Task details:
Count lines with the string "name" in them. State the number alone.

* Start *

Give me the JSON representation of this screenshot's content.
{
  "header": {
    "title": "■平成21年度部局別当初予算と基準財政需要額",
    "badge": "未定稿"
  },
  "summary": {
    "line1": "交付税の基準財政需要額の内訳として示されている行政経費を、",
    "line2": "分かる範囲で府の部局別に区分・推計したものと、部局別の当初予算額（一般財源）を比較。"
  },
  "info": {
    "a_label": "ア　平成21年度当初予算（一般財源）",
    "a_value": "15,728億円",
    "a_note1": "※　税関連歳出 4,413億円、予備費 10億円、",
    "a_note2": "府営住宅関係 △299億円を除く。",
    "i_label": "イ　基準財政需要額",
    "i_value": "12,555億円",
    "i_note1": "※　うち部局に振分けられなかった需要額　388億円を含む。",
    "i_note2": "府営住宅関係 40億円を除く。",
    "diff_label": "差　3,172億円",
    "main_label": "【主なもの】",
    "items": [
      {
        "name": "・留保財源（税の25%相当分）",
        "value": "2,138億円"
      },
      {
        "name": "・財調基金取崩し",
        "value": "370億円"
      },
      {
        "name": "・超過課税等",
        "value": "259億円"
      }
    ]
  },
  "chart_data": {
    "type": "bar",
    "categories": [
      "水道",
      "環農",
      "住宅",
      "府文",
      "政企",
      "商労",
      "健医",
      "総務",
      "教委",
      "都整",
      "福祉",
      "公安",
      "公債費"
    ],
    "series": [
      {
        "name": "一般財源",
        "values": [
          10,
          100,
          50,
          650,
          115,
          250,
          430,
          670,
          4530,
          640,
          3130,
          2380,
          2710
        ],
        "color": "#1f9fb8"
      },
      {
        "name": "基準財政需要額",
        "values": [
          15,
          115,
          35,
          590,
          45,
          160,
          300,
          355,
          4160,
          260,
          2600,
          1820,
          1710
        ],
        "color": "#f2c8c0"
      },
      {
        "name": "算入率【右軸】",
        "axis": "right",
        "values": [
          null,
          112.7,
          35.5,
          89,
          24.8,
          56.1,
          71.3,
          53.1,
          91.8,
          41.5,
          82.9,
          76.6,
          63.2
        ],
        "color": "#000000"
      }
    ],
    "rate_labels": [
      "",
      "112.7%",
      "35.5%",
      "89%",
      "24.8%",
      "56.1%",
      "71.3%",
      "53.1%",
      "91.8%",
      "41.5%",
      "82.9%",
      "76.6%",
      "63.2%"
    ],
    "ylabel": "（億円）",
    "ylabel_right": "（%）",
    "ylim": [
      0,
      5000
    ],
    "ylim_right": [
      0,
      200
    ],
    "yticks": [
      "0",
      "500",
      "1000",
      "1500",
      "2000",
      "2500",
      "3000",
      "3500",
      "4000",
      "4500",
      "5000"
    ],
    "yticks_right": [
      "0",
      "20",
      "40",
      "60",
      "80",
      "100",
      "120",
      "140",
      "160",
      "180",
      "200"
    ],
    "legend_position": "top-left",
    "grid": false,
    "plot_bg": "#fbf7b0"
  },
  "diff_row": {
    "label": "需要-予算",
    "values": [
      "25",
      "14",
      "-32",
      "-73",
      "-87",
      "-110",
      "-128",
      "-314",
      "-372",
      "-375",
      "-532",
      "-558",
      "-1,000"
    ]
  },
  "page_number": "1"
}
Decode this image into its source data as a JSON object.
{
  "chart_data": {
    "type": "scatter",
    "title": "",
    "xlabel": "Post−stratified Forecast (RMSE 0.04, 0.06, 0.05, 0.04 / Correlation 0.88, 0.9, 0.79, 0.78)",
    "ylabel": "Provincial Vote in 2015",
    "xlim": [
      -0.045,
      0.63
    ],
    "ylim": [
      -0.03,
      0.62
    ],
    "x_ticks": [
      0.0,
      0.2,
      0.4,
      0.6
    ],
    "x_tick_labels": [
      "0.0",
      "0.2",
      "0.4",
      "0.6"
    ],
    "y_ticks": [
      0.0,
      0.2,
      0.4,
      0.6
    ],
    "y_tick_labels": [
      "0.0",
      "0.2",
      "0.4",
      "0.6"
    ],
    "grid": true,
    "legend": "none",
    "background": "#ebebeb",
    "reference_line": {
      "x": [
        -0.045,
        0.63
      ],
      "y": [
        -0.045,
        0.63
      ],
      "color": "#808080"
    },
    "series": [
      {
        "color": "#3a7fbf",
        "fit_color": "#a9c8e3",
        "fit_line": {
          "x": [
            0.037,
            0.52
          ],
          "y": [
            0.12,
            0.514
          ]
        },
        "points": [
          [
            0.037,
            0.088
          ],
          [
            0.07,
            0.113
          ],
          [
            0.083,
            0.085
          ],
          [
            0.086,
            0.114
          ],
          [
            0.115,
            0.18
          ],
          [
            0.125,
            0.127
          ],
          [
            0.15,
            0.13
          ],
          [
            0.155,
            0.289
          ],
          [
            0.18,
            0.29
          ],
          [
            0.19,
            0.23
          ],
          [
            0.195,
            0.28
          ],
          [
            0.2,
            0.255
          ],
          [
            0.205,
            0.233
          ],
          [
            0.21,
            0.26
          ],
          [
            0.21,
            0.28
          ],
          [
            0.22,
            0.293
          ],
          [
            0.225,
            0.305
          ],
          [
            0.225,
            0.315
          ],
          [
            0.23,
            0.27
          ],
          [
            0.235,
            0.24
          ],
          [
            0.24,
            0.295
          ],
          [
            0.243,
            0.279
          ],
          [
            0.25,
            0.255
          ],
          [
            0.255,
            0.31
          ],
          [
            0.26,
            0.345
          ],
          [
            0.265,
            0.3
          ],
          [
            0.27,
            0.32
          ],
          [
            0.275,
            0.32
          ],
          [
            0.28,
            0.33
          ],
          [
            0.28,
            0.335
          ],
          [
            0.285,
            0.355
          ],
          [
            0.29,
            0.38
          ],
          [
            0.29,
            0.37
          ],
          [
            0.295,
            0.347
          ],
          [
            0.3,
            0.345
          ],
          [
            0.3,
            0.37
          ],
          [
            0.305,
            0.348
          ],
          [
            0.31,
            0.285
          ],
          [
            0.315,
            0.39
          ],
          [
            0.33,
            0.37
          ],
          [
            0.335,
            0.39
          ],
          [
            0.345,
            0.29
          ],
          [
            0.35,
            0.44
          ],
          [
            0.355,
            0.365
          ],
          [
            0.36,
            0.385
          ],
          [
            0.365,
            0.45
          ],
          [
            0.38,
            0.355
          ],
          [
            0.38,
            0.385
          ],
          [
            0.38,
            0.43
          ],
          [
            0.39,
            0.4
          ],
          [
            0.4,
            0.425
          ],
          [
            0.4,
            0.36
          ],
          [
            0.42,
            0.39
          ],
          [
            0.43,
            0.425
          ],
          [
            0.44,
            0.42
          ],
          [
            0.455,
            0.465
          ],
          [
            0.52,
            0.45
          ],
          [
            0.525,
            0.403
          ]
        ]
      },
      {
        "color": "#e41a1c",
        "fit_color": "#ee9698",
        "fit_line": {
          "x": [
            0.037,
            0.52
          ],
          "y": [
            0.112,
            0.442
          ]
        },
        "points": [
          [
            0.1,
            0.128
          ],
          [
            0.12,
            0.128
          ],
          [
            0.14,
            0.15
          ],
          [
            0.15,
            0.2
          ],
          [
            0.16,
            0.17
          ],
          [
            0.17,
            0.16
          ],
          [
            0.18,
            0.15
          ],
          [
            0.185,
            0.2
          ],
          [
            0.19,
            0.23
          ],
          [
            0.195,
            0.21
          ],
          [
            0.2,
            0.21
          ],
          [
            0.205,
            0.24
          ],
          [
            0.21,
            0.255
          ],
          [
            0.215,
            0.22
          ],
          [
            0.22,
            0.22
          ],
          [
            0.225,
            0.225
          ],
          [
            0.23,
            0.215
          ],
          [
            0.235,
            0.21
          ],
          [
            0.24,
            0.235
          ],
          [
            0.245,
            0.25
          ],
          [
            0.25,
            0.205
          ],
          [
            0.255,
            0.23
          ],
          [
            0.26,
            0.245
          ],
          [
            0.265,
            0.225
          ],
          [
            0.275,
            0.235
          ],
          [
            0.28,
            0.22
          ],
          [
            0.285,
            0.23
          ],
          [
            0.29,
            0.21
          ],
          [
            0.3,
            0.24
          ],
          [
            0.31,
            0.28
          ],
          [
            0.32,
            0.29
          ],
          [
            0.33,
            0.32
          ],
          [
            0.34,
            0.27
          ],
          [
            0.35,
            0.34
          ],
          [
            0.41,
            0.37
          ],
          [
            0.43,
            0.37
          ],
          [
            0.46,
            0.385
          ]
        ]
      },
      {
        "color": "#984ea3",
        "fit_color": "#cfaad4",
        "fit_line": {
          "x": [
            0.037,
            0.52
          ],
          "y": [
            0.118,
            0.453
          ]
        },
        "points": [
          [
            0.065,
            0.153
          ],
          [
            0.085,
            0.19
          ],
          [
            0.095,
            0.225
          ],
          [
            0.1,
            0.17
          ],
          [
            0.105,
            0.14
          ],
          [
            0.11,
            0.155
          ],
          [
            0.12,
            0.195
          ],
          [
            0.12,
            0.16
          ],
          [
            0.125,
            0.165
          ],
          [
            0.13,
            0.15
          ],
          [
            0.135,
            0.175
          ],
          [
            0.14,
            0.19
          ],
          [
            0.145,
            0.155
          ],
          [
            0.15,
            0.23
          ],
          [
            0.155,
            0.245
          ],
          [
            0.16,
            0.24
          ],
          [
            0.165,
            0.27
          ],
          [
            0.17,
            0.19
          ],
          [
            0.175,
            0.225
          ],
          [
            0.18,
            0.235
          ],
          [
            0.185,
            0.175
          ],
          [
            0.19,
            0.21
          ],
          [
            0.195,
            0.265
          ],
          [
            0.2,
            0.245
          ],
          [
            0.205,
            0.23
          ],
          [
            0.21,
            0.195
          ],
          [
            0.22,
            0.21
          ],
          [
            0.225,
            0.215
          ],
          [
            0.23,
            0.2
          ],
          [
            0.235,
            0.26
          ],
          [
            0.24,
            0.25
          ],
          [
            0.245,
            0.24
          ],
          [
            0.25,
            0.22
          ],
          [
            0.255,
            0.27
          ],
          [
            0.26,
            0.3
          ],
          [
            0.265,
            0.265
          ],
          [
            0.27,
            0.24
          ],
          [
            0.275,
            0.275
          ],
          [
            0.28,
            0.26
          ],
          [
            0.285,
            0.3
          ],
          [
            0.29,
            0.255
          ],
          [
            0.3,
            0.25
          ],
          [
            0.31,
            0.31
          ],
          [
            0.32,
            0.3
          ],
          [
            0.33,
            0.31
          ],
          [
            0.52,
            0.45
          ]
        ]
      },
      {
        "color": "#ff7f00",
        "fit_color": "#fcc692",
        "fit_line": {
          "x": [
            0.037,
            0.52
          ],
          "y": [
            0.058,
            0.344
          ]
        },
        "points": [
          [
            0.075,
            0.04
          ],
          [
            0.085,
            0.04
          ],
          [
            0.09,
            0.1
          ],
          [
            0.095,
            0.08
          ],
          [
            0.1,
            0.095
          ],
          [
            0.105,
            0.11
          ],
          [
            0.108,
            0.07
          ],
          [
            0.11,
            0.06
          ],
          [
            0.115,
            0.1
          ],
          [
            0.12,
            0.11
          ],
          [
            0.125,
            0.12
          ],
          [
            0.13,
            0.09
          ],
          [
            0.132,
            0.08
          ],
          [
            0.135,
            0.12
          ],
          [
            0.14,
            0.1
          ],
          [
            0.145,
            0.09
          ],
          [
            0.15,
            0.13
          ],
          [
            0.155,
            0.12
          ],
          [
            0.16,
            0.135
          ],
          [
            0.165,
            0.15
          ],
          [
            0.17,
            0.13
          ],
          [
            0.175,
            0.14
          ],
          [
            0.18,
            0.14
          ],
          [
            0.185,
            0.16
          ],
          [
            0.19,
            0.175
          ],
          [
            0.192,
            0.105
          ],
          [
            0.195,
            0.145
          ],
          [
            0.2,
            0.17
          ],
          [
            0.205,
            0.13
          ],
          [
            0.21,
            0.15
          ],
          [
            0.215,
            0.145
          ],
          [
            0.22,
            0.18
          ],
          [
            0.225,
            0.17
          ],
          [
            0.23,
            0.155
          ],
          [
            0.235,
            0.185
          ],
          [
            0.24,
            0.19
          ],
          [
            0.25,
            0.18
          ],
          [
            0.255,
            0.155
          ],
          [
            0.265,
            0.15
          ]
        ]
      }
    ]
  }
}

* End *

Completed task:
6